> [Exercise]
Please copy all of the entries exactly, but drop every picture.

Stored items from a collection:
....
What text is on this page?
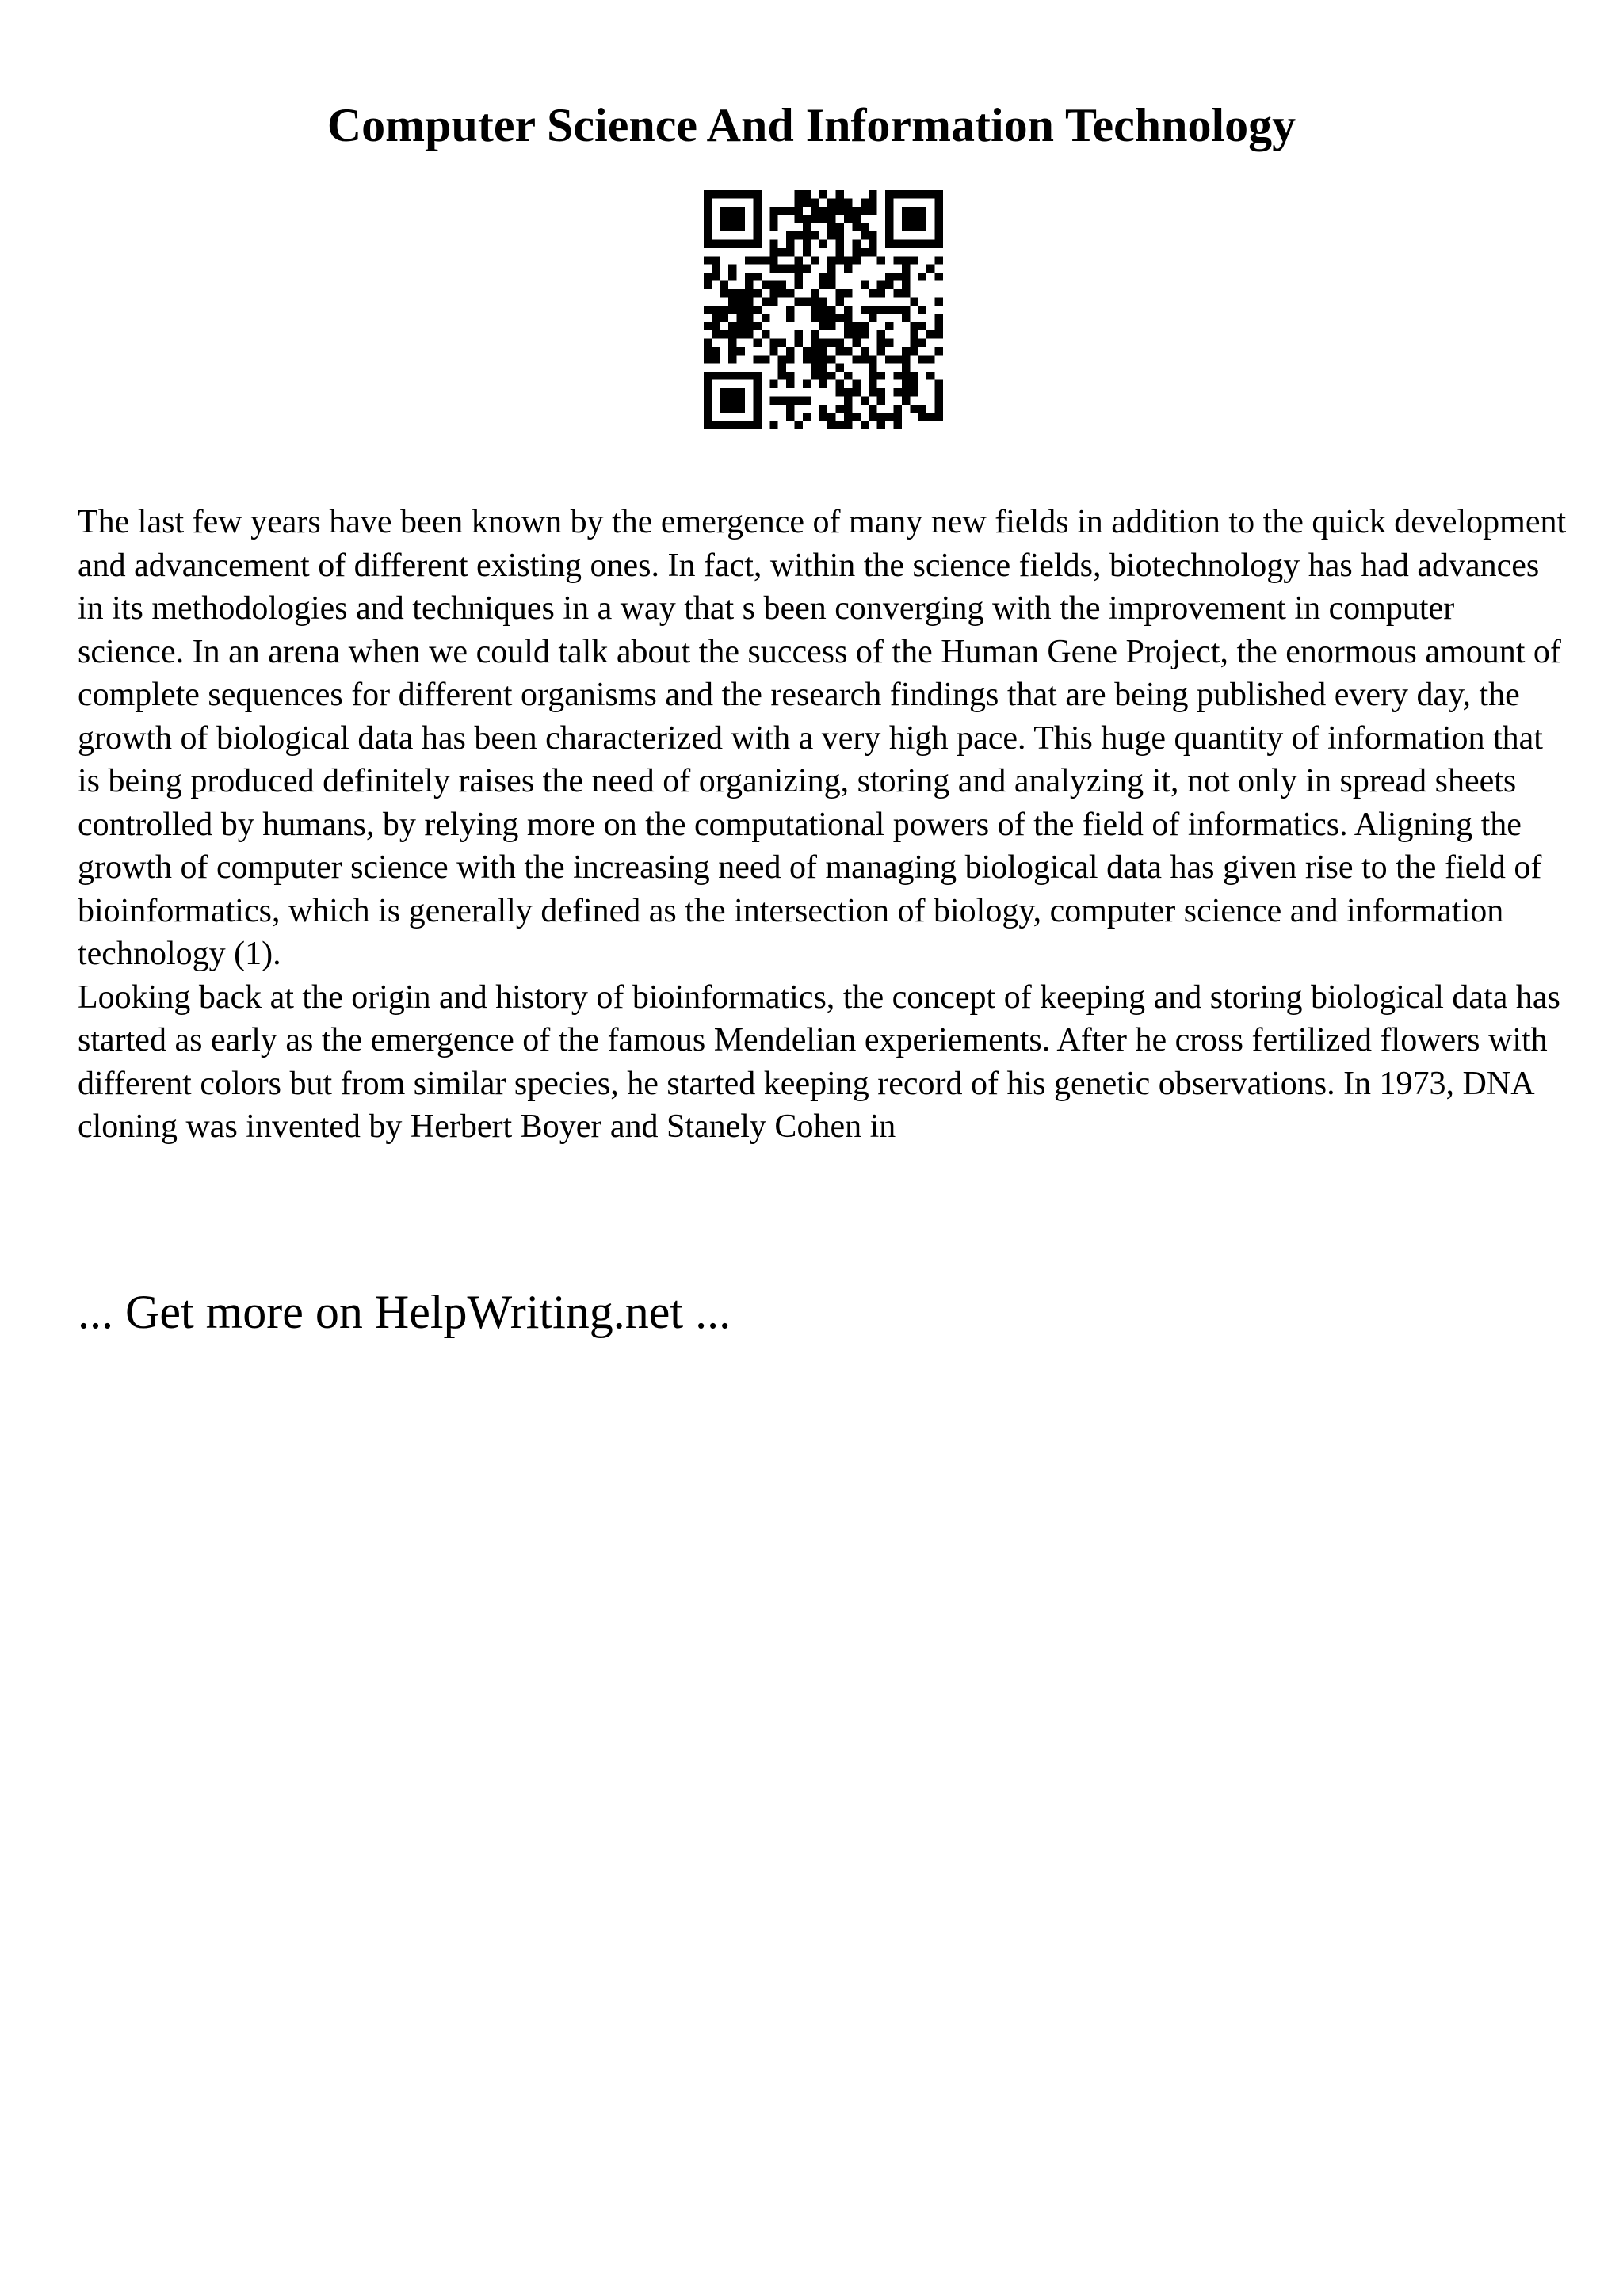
Computer Science And Information Technology

The last few years have been known by the emergence of many new fields in addition to the quick development and advancement of different existing ones. In fact, within the science fields, biotechnology has had advances in its methodologies and techniques in a way that s been converging with the improvement in computer science. In an arena when we could talk about the success of the Human Gene Project, the enormous amount of complete sequences for different organisms and the research findings that are being published every day, the growth of biological data has been characterized with a very high pace. This huge quantity of information that is being produced definitely raises the need of organizing, storing and analyzing it, not only in spread sheets controlled by humans, by relying more on the computational powers of the field of informatics. Aligning the growth of computer science with the increasing need of managing biological data has given rise to the field of bioinformatics, which is generally defined as the intersection of biology, computer science and information technology (1).

Looking back at the origin and history of bioinformatics, the concept of keeping and storing biological data has started as early as the emergence of the famous Mendelian experiements. After he cross fertilized flowers with different colors but from similar species, he started keeping record of his genetic observations. In 1973, DNA cloning was invented by Herbert Boyer and Stanely Cohen in

... Get more on HelpWriting.net ...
....
> [Solution below]
What text is on this page?
Computer Science And Information Technology

The last few years have been known by the emergence of many new fields in addition to the quick development and advancement of different existing ones. In fact, within the science fields, biotechnology has had advances in its methodologies and techniques in a way that s been converging with the improvement in computer science. In an arena when we could talk about the success of the Human Gene Project, the enormous amount of complete sequences for different organisms and the research findings that are being published every day, the growth of biological data has been characterized with a very high pace. This huge quantity of information that is being produced definitely raises the need of organizing, storing and analyzing it, not only in spread sheets controlled by humans, by relying more on the computational powers of the field of informatics. Aligning the growth of computer science with the increasing need of managing biological data has given rise to the field of bioinformatics, which is generally defined as the intersection of biology, computer science and information technology (1).

Looking back at the origin and history of bioinformatics, the concept of keeping and storing biological data has started as early as the emergence of the famous Mendelian experiements. After he cross fertilized flowers with different colors but from similar species, he started keeping record of his genetic observations. In 1973, DNA cloning was invented by Herbert Boyer and Stanely Cohen in

... Get more on HelpWriting.net ...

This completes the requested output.